What you will do: Search the material below for the string "content" and list each line that holds it.

[Dataset rows about figures]

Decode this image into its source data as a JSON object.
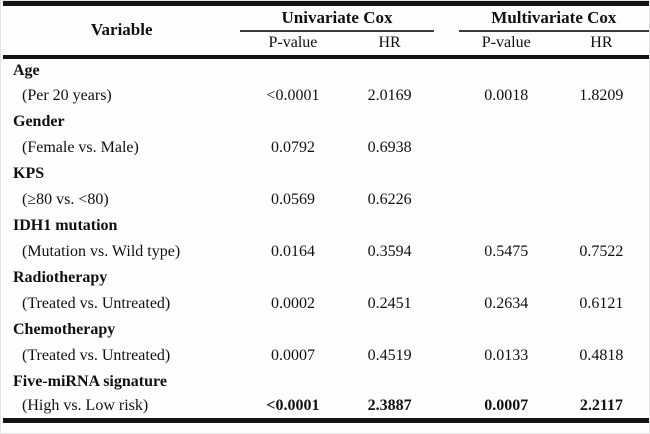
{
  "table": {
    "header": {
      "variable": "Variable",
      "group1": "Univariate Cox",
      "group2": "Multivariate Cox",
      "col_p1": "P-value",
      "col_hr1": "HR",
      "col_p2": "P-value",
      "col_hr2": "HR"
    },
    "rows": [
      {
        "kind": "category",
        "variable": "Age",
        "uni_p": "",
        "uni_hr": "",
        "multi_p": "",
        "multi_hr": ""
      },
      {
        "kind": "sub",
        "variable": "(Per 20 years)",
        "uni_p": "<0.0001",
        "uni_hr": "2.0169",
        "multi_p": "0.0018",
        "multi_hr": "1.8209"
      },
      {
        "kind": "category",
        "variable": "Gender",
        "uni_p": "",
        "uni_hr": "",
        "multi_p": "",
        "multi_hr": ""
      },
      {
        "kind": "sub",
        "variable": "(Female vs. Male)",
        "uni_p": "0.0792",
        "uni_hr": "0.6938",
        "multi_p": "",
        "multi_hr": ""
      },
      {
        "kind": "category",
        "variable": "KPS",
        "uni_p": "",
        "uni_hr": "",
        "multi_p": "",
        "multi_hr": ""
      },
      {
        "kind": "sub",
        "variable": "(≥80 vs. <80)",
        "uni_p": "0.0569",
        "uni_hr": "0.6226",
        "multi_p": "",
        "multi_hr": ""
      },
      {
        "kind": "category",
        "variable": "IDH1 mutation",
        "uni_p": "",
        "uni_hr": "",
        "multi_p": "",
        "multi_hr": ""
      },
      {
        "kind": "sub",
        "variable": "(Mutation vs. Wild type)",
        "uni_p": "0.0164",
        "uni_hr": "0.3594",
        "multi_p": "0.5475",
        "multi_hr": "0.7522"
      },
      {
        "kind": "category",
        "variable": "Radiotherapy",
        "uni_p": "",
        "uni_hr": "",
        "multi_p": "",
        "multi_hr": ""
      },
      {
        "kind": "sub",
        "variable": "(Treated vs. Untreated)",
        "uni_p": "0.0002",
        "uni_hr": "0.2451",
        "multi_p": "0.2634",
        "multi_hr": "0.6121"
      },
      {
        "kind": "category",
        "variable": "Chemotherapy",
        "uni_p": "",
        "uni_hr": "",
        "multi_p": "",
        "multi_hr": ""
      },
      {
        "kind": "sub",
        "variable": "(Treated vs. Untreated)",
        "uni_p": "0.0007",
        "uni_hr": "0.4519",
        "multi_p": "0.0133",
        "multi_hr": "0.4818"
      },
      {
        "kind": "category",
        "variable": "Five-miRNA signature",
        "uni_p": "",
        "uni_hr": "",
        "multi_p": "",
        "multi_hr": ""
      },
      {
        "kind": "sub-bold",
        "variable": "(High vs. Low risk)",
        "uni_p": "<0.0001",
        "uni_hr": "2.3887",
        "multi_p": "0.0007",
        "multi_hr": "2.2117"
      }
    ]
  }
}
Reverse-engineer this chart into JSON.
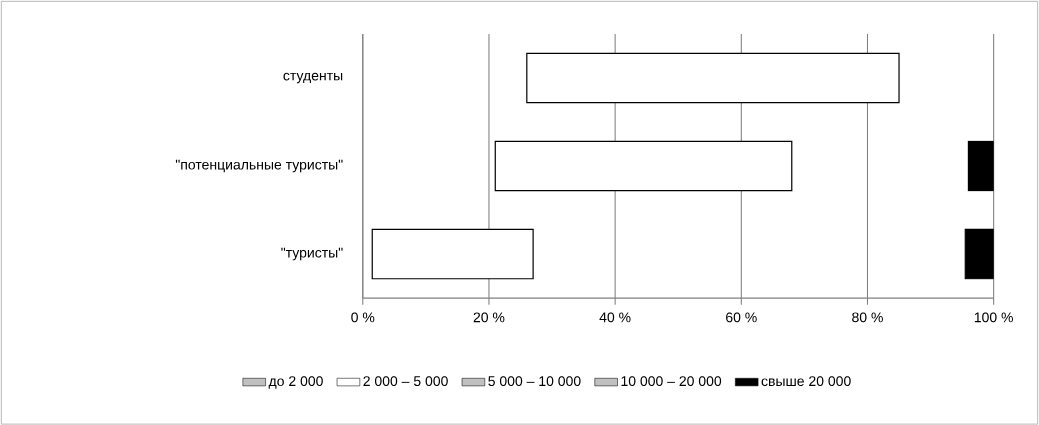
{
  "chart_data": {
    "type": "bar",
    "orientation": "horizontal",
    "categories": [
      "студенты",
      "\"потенциальные туристы\"",
      "\"туристы\""
    ],
    "series": [
      {
        "name": "до 2 000",
        "color": "#c0c0c0",
        "values": [
          null,
          null,
          null
        ]
      },
      {
        "name": "2 000 – 5 000",
        "color": "#ffffff",
        "base": [
          26,
          21,
          1.5
        ],
        "values": [
          59,
          47,
          25.5
        ]
      },
      {
        "name": "5 000 – 10 000",
        "color": "#c0c0c0",
        "values": [
          null,
          null,
          null
        ]
      },
      {
        "name": "10 000 – 20 000",
        "color": "#c0c0c0",
        "values": [
          null,
          null,
          null
        ]
      },
      {
        "name": "свыше 20 000",
        "color": "#000000",
        "base": [
          null,
          96,
          95.5
        ],
        "values": [
          null,
          4,
          4.5
        ]
      }
    ],
    "xlim": [
      0,
      100
    ],
    "xticks": [
      {
        "value": 0,
        "label": "0 %"
      },
      {
        "value": 20,
        "label": "20 %"
      },
      {
        "value": 40,
        "label": "40 %"
      },
      {
        "value": 60,
        "label": "60 %"
      },
      {
        "value": 80,
        "label": "80 %"
      },
      {
        "value": 100,
        "label": "100 %"
      }
    ],
    "grid": "x",
    "legend": "bottom"
  }
}
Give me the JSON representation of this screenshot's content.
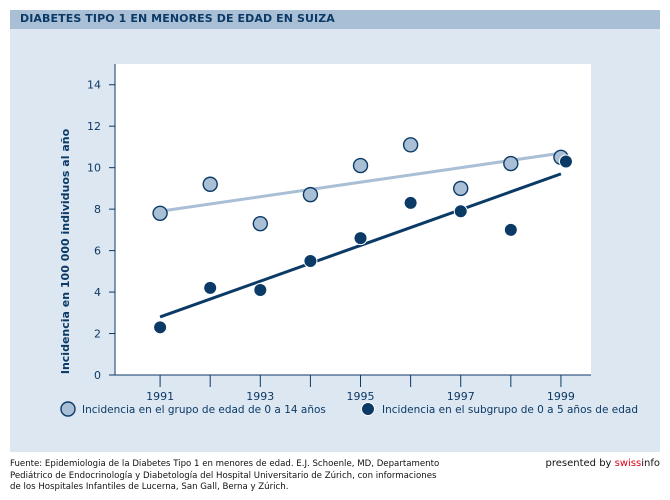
{
  "header": {
    "title": "DIABETES TIPO 1 EN MENORES DE EDAD EN SUIZA"
  },
  "colors": {
    "header_bg": "#a9bfd6",
    "panel_bg": "#dde7f1",
    "plot_bg": "#ffffff",
    "series_light": "#a9bfd6",
    "series_dark": "#0b3a66"
  },
  "chart_data": {
    "type": "scatter",
    "title": "",
    "xlabel": "",
    "ylabel": "Incidencia en 100 000 individuos al año",
    "xlim": [
      1990.1,
      1999.6
    ],
    "ylim": [
      0,
      15
    ],
    "x_ticks": [
      1991,
      1992,
      1993,
      1994,
      1995,
      1996,
      1997,
      1998,
      1999
    ],
    "x_tick_labels": [
      "1991",
      "",
      "1993",
      "",
      "1995",
      "",
      "1997",
      "",
      "1999"
    ],
    "y_ticks": [
      0,
      2,
      4,
      6,
      8,
      10,
      12,
      14
    ],
    "y_tick_labels": [
      "0",
      "2",
      "4",
      "6",
      "8",
      "10",
      "12",
      "14"
    ],
    "grid": false,
    "legend_position": "bottom",
    "series": [
      {
        "name": "Incidencia en el grupo de edad de 0 a 14 años",
        "style": "light",
        "x": [
          1991,
          1992,
          1993,
          1994,
          1995,
          1996,
          1997,
          1998,
          1999
        ],
        "y": [
          7.8,
          9.2,
          7.3,
          8.7,
          10.1,
          11.1,
          9.0,
          10.2,
          10.5
        ],
        "trend": {
          "x": [
            1991,
            1999
          ],
          "y": [
            7.9,
            10.7
          ]
        }
      },
      {
        "name": "Incidencia en el subgrupo de 0 a 5 años de edad",
        "style": "dark",
        "x": [
          1991,
          1992,
          1993,
          1994,
          1995,
          1996,
          1997,
          1998,
          1999.1
        ],
        "y": [
          2.3,
          4.2,
          4.1,
          5.5,
          6.6,
          8.3,
          7.9,
          7.0,
          10.3
        ],
        "trend": {
          "x": [
            1991,
            1999
          ],
          "y": [
            2.8,
            9.7
          ]
        }
      }
    ]
  },
  "source": {
    "lines": [
      "Fuente: Epidemiologia de la Diabetes Tipo 1 en menores de edad.  E.J. Schoenle, MD, Departamento",
      "Pediátrico de Endocrinología y Diabetología del Hospital Universitario de Zúrich, con informaciones",
      "de los Hospitales Infantiles de Lucerna, San Gall, Berna y Zúrich."
    ]
  },
  "credit": {
    "prefix": "presented by ",
    "brand_a": "swiss",
    "brand_b": "info"
  }
}
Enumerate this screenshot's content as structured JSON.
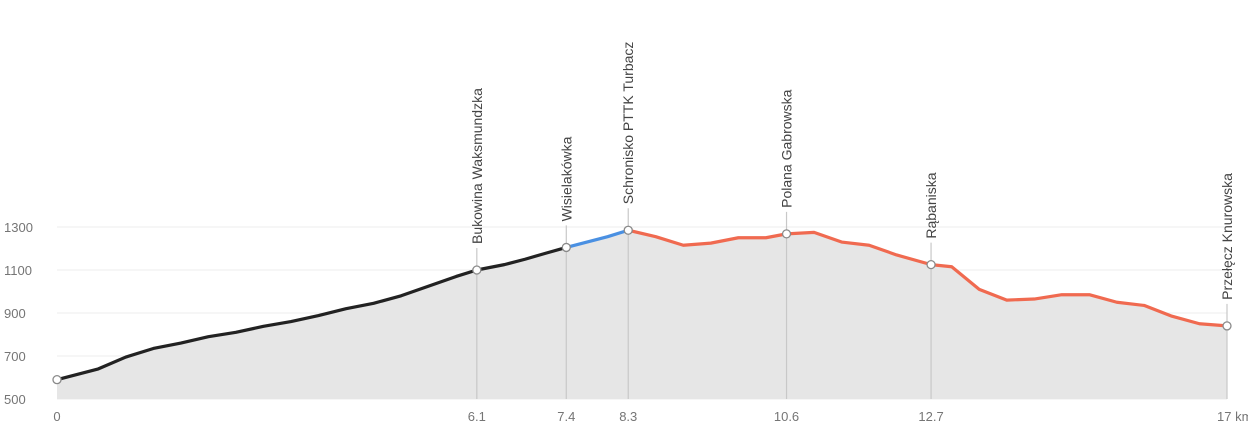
{
  "chart_data": {
    "type": "area",
    "title": "",
    "xlabel": "",
    "ylabel": "",
    "x_unit": "km",
    "xlim": [
      0,
      17
    ],
    "ylim": [
      500,
      1300
    ],
    "y_ticks": [
      500,
      700,
      900,
      1100,
      1300
    ],
    "x_ticks": [
      {
        "value": 0,
        "label": "0"
      },
      {
        "value": 6.1,
        "label": "6.1"
      },
      {
        "value": 7.4,
        "label": "7.4"
      },
      {
        "value": 8.3,
        "label": "8.3"
      },
      {
        "value": 10.6,
        "label": "10.6"
      },
      {
        "value": 12.7,
        "label": "12.7"
      },
      {
        "value": 17,
        "label": "17 km"
      }
    ],
    "fill_color": "#e6e6e6",
    "series": [
      {
        "color": "#222222",
        "points": [
          [
            0,
            590
          ],
          [
            0.3,
            615
          ],
          [
            0.6,
            640
          ],
          [
            1.0,
            695
          ],
          [
            1.4,
            735
          ],
          [
            1.8,
            760
          ],
          [
            2.2,
            790
          ],
          [
            2.6,
            810
          ],
          [
            3.0,
            838
          ],
          [
            3.4,
            860
          ],
          [
            3.8,
            888
          ],
          [
            4.2,
            920
          ],
          [
            4.6,
            945
          ],
          [
            5.0,
            980
          ],
          [
            5.4,
            1025
          ],
          [
            5.8,
            1070
          ],
          [
            6.1,
            1100
          ],
          [
            6.5,
            1125
          ],
          [
            6.8,
            1150
          ],
          [
            7.1,
            1178
          ],
          [
            7.4,
            1205
          ]
        ]
      },
      {
        "color": "#4a90e2",
        "points": [
          [
            7.4,
            1205
          ],
          [
            7.7,
            1230
          ],
          [
            8.0,
            1255
          ],
          [
            8.3,
            1285
          ]
        ]
      },
      {
        "color": "#f06a50",
        "points": [
          [
            8.3,
            1285
          ],
          [
            8.7,
            1255
          ],
          [
            9.1,
            1215
          ],
          [
            9.5,
            1225
          ],
          [
            9.9,
            1250
          ],
          [
            10.3,
            1250
          ],
          [
            10.6,
            1268
          ],
          [
            11.0,
            1275
          ],
          [
            11.4,
            1230
          ],
          [
            11.8,
            1215
          ],
          [
            12.2,
            1170
          ],
          [
            12.7,
            1125
          ],
          [
            13.0,
            1115
          ],
          [
            13.4,
            1010
          ],
          [
            13.8,
            960
          ],
          [
            14.2,
            965
          ],
          [
            14.6,
            985
          ],
          [
            15.0,
            985
          ],
          [
            15.4,
            950
          ],
          [
            15.8,
            935
          ],
          [
            16.2,
            885
          ],
          [
            16.6,
            850
          ],
          [
            17.0,
            840
          ]
        ]
      }
    ],
    "waypoints": [
      {
        "x": 0,
        "y": 590,
        "label": ""
      },
      {
        "x": 6.1,
        "y": 1100,
        "label": "Bukowina Waksmundzka"
      },
      {
        "x": 7.4,
        "y": 1205,
        "label": "Wisielakówka"
      },
      {
        "x": 8.3,
        "y": 1285,
        "label": "Schronisko PTTK Turbacz"
      },
      {
        "x": 10.6,
        "y": 1268,
        "label": "Polana Gabrowska"
      },
      {
        "x": 12.7,
        "y": 1125,
        "label": "Rąbaniska"
      },
      {
        "x": 17,
        "y": 840,
        "label": "Przełęcz Knurowska"
      }
    ]
  }
}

Worked answer:
Give me the JSON representation of this screenshot's content.
Enumerate this screenshot's content as structured JSON.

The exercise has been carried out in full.